▸ EXERCISE:
Rewrite the listing from its first line through the line containing "option-a-item: 篝火（ gòu ） [264,649,366,667]", switching "interactable" to "clickable" and leaving everything else unchanged.

▸ INFORMATION SUPPLIED:

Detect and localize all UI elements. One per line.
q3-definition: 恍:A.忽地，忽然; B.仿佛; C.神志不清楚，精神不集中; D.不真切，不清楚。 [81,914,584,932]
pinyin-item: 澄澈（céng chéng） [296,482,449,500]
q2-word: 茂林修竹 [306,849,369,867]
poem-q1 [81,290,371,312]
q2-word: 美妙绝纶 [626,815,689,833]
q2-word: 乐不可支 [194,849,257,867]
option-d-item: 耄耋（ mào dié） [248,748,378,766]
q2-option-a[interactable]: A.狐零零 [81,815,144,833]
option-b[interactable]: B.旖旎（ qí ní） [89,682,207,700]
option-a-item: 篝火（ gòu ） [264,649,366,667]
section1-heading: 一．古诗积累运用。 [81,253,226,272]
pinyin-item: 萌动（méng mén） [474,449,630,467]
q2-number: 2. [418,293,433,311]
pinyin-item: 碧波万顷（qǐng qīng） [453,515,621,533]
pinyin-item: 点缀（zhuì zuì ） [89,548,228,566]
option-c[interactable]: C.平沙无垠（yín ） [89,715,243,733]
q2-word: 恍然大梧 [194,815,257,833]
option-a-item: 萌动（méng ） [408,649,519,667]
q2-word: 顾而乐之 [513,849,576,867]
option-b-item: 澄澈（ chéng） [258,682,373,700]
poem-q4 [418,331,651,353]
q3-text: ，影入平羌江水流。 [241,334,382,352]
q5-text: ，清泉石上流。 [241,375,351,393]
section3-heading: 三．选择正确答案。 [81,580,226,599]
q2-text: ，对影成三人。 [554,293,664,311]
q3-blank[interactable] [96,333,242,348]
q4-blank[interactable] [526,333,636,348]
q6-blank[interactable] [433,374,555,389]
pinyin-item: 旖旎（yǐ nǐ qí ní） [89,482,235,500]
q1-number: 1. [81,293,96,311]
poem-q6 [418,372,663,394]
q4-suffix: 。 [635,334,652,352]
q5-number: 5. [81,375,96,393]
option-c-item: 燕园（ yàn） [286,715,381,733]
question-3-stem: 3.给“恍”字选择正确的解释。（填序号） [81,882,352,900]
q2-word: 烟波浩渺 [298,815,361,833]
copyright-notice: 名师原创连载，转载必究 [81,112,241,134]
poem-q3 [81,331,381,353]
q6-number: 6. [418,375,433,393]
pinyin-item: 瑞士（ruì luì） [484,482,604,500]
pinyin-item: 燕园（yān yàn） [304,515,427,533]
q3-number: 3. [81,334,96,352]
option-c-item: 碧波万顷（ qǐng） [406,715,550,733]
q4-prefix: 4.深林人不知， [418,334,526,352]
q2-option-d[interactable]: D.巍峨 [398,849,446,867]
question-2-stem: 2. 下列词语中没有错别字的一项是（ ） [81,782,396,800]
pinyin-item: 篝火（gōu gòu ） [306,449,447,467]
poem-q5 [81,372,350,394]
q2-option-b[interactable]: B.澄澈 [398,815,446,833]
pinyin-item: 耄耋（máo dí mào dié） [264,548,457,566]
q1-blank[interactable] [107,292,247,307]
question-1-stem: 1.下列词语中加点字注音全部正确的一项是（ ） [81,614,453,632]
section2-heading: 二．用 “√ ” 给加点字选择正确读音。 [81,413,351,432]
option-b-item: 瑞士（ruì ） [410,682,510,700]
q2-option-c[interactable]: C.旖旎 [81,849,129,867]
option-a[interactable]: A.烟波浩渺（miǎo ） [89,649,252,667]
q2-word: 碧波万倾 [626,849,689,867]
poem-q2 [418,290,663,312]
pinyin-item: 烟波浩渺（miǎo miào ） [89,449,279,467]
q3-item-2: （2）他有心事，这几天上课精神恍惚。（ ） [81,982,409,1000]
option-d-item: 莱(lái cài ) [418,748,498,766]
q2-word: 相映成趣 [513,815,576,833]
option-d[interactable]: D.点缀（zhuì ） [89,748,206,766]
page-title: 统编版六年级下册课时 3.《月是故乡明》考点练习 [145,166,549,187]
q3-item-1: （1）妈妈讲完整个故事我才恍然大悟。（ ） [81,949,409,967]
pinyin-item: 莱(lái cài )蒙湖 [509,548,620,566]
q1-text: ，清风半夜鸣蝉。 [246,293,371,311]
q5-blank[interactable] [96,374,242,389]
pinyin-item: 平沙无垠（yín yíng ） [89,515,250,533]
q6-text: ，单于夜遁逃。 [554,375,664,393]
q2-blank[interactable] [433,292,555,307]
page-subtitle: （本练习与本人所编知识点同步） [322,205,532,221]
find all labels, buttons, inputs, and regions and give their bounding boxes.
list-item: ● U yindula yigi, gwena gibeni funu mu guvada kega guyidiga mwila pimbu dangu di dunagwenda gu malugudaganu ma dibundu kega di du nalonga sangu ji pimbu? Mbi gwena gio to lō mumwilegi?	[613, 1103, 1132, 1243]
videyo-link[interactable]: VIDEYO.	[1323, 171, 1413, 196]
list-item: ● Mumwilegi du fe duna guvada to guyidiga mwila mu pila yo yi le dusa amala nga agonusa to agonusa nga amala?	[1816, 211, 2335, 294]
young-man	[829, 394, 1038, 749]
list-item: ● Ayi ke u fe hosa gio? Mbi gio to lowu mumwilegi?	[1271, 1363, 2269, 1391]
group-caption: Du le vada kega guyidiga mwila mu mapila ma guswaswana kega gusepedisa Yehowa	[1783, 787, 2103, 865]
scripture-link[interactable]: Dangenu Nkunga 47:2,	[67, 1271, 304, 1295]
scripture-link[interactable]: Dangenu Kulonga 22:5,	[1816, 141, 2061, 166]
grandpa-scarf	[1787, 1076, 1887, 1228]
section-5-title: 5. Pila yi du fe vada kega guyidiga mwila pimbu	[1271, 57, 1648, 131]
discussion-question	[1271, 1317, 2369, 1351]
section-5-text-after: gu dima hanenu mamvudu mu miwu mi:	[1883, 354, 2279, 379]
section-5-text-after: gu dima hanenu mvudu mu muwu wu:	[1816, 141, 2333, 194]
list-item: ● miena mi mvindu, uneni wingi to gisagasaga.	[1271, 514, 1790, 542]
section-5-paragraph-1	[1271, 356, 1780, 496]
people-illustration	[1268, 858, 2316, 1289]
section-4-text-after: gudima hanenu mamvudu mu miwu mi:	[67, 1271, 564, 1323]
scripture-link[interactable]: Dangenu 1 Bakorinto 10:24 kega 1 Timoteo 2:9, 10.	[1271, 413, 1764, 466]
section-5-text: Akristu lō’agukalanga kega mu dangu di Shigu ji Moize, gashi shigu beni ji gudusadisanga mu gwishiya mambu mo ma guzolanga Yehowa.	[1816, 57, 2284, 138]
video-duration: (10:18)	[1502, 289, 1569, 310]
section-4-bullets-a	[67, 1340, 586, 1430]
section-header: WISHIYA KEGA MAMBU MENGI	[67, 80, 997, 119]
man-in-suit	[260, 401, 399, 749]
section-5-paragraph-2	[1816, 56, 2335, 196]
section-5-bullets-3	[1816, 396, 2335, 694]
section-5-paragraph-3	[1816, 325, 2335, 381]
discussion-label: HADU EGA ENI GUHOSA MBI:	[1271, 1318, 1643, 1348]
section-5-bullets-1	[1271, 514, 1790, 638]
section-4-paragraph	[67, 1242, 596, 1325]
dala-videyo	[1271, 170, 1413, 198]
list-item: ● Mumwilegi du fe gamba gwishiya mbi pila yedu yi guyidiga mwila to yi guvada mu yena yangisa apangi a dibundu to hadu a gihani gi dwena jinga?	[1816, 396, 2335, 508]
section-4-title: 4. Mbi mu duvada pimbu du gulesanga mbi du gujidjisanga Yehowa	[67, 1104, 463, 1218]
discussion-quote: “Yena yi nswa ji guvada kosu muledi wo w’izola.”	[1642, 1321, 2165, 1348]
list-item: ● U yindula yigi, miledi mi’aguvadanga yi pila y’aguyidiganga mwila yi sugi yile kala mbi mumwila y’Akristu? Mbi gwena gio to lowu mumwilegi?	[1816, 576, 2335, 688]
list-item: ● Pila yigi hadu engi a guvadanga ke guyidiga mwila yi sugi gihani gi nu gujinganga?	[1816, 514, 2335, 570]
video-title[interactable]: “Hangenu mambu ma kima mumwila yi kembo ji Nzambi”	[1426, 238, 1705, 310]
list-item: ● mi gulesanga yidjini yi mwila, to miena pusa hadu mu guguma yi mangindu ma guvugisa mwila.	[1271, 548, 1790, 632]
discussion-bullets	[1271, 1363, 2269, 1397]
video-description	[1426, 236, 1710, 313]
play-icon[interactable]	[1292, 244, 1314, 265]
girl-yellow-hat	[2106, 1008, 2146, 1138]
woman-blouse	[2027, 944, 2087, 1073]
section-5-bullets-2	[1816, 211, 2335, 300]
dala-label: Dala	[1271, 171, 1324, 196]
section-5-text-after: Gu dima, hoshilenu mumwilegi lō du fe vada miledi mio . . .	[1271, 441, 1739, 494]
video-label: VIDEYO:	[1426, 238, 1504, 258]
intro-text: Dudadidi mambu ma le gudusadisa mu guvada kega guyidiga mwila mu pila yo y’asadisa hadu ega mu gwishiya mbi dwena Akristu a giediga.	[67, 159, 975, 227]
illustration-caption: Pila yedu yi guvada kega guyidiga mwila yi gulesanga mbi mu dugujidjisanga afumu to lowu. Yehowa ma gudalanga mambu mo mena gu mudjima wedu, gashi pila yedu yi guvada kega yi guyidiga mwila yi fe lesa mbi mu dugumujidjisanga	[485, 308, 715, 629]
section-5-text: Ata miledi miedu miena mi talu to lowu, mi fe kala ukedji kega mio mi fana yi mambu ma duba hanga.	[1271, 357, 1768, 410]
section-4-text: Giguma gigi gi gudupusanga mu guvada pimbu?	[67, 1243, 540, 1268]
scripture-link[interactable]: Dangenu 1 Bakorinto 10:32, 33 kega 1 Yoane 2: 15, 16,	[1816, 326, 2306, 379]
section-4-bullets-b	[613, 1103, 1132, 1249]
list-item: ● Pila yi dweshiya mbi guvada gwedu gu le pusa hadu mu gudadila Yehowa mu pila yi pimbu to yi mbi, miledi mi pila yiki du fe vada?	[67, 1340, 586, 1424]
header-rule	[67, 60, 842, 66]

▸ SOLUTION TO THIS EXERCISE:
Detect and localize all UI elements. One per line.
q3-definition: 恍:A.忽地，忽然; B.仿佛; C.神志不清楚，精神不集中; D.不真切，不清楚。 [81,914,584,932]
pinyin-item: 澄澈（céng chéng） [296,482,449,500]
q2-word: 茂林修竹 [306,849,369,867]
poem-q1 [81,290,371,312]
q2-word: 美妙绝纶 [626,815,689,833]
q2-word: 乐不可支 [194,849,257,867]
option-d-item: 耄耋（ mào dié） [248,748,378,766]
q2-option-a[clickable]: A.狐零零 [81,815,144,833]
option-b[clickable]: B.旖旎（ qí ní） [89,682,207,700]
option-a-item: 篝火（ gòu ） [264,649,366,667]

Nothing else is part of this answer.